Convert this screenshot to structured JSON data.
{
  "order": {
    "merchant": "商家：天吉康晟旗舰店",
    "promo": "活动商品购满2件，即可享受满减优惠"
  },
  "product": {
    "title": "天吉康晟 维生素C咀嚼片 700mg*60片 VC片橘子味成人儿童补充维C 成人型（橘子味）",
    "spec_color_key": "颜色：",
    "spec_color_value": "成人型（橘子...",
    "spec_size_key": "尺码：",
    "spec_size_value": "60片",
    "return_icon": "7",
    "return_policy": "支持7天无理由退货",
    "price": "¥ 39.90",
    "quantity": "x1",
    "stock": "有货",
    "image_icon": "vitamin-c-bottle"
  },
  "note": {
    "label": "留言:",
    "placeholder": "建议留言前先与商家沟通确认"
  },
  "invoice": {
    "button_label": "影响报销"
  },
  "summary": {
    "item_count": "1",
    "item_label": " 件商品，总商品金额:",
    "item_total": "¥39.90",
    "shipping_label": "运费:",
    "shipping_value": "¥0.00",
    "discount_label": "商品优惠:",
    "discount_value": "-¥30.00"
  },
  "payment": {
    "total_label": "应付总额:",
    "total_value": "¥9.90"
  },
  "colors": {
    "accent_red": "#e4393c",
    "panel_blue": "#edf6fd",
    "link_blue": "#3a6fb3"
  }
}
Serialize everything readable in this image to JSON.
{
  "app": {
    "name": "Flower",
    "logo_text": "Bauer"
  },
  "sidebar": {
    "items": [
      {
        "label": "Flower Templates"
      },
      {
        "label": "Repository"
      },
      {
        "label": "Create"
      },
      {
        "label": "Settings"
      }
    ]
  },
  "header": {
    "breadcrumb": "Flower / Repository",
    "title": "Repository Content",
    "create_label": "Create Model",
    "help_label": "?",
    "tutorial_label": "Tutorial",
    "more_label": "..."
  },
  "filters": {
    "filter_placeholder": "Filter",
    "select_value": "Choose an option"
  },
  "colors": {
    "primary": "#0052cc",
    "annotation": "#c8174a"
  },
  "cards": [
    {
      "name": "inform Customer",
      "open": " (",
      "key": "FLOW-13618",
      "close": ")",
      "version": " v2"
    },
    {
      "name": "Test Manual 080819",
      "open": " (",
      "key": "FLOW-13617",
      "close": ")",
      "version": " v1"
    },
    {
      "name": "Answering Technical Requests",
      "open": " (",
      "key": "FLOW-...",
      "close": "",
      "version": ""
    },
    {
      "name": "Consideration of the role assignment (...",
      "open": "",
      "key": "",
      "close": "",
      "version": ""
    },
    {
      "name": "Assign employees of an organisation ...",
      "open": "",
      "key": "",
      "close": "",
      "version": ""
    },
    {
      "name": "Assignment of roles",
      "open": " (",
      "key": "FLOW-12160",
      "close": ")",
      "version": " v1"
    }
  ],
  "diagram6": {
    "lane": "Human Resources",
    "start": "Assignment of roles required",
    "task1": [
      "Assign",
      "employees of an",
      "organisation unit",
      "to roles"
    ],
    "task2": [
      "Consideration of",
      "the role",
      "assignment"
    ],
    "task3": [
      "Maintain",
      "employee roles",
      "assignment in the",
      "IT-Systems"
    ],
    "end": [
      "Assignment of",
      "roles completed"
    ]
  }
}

========

**Your goal**:
How many lines of the entries above hold the string "Repository"? Reply with the number alone.

**Written solution**:
3